Repeat the whole listing exactly.

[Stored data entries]
★ ★ ★
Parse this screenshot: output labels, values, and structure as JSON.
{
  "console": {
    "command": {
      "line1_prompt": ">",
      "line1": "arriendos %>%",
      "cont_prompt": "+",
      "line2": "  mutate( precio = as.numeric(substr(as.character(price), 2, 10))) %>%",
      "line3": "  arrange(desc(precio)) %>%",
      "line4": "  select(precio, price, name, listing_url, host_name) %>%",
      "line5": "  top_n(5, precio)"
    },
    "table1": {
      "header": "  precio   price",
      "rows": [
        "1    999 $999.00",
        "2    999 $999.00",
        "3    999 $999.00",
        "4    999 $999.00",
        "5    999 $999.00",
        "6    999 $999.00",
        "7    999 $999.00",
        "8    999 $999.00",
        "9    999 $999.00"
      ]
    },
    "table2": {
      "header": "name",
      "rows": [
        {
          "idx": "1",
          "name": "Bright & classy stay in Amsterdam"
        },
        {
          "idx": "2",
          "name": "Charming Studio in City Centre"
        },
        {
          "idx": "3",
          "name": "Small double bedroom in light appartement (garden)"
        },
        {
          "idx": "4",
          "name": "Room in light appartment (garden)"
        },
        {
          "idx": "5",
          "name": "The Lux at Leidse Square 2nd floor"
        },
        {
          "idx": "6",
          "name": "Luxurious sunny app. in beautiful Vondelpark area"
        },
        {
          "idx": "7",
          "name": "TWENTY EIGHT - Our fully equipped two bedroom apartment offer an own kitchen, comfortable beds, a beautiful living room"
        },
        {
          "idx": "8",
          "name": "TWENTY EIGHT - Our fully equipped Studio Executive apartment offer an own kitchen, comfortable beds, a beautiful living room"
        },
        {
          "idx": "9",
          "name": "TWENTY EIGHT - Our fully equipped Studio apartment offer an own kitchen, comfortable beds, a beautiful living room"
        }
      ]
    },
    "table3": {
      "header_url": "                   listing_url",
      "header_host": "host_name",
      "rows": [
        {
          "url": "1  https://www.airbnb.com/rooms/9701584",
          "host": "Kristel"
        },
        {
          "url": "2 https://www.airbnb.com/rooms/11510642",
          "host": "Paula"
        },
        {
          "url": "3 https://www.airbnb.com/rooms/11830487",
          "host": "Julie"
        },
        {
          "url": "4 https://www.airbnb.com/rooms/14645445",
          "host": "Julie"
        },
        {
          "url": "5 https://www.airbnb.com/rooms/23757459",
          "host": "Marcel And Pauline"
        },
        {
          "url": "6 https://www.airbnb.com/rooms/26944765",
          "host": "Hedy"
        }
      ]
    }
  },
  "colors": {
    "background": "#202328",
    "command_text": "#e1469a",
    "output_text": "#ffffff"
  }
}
★ ★ ★
## TASK SOLUTION
Parse this screenshot: output labels, values, and structure as JSON.
{
  "console": {
    "command": {
      "line1_prompt": ">",
      "line1": "arriendos %>%",
      "cont_prompt": "+",
      "line2": "  mutate( precio = as.numeric(substr(as.character(price), 2, 10))) %>%",
      "line3": "  arrange(desc(precio)) %>%",
      "line4": "  select(precio, price, name, listing_url, host_name) %>%",
      "line5": "  top_n(5, precio)"
    },
    "table1": {
      "header": "  precio   price",
      "rows": [
        "1    999 $999.00",
        "2    999 $999.00",
        "3    999 $999.00",
        "4    999 $999.00",
        "5    999 $999.00",
        "6    999 $999.00",
        "7    999 $999.00",
        "8    999 $999.00",
        "9    999 $999.00"
      ]
    },
    "table2": {
      "header": "name",
      "rows": [
        {
          "idx": "1",
          "name": "Bright & classy stay in Amsterdam"
        },
        {
          "idx": "2",
          "name": "Charming Studio in City Centre"
        },
        {
          "idx": "3",
          "name": "Small double bedroom in light appartement (garden)"
        },
        {
          "idx": "4",
          "name": "Room in light appartment (garden)"
        },
        {
          "idx": "5",
          "name": "The Lux at Leidse Square 2nd floor"
        },
        {
          "idx": "6",
          "name": "Luxurious sunny app. in beautiful Vondelpark area"
        },
        {
          "idx": "7",
          "name": "TWENTY EIGHT - Our fully equipped two bedroom apartment offer an own kitchen, comfortable beds, a beautiful living room"
        },
        {
          "idx": "8",
          "name": "TWENTY EIGHT - Our fully equipped Studio Executive apartment offer an own kitchen, comfortable beds, a beautiful living room"
        },
        {
          "idx": "9",
          "name": "TWENTY EIGHT - Our fully equipped Studio apartment offer an own kitchen, comfortable beds, a beautiful living room"
        }
      ]
    },
    "table3": {
      "header_url": "                   listing_url",
      "header_host": "host_name",
      "rows": [
        {
          "url": "1  https://www.airbnb.com/rooms/9701584",
          "host": "Kristel"
        },
        {
          "url": "2 https://www.airbnb.com/rooms/11510642",
          "host": "Paula"
        },
        {
          "url": "3 https://www.airbnb.com/rooms/11830487",
          "host": "Julie"
        },
        {
          "url": "4 https://www.airbnb.com/rooms/14645445",
          "host": "Julie"
        },
        {
          "url": "5 https://www.airbnb.com/rooms/23757459",
          "host": "Marcel And Pauline"
        },
        {
          "url": "6 https://www.airbnb.com/rooms/26944765",
          "host": "Hedy"
        }
      ]
    }
  },
  "colors": {
    "background": "#202328",
    "command_text": "#e1469a",
    "output_text": "#ffffff"
  }
}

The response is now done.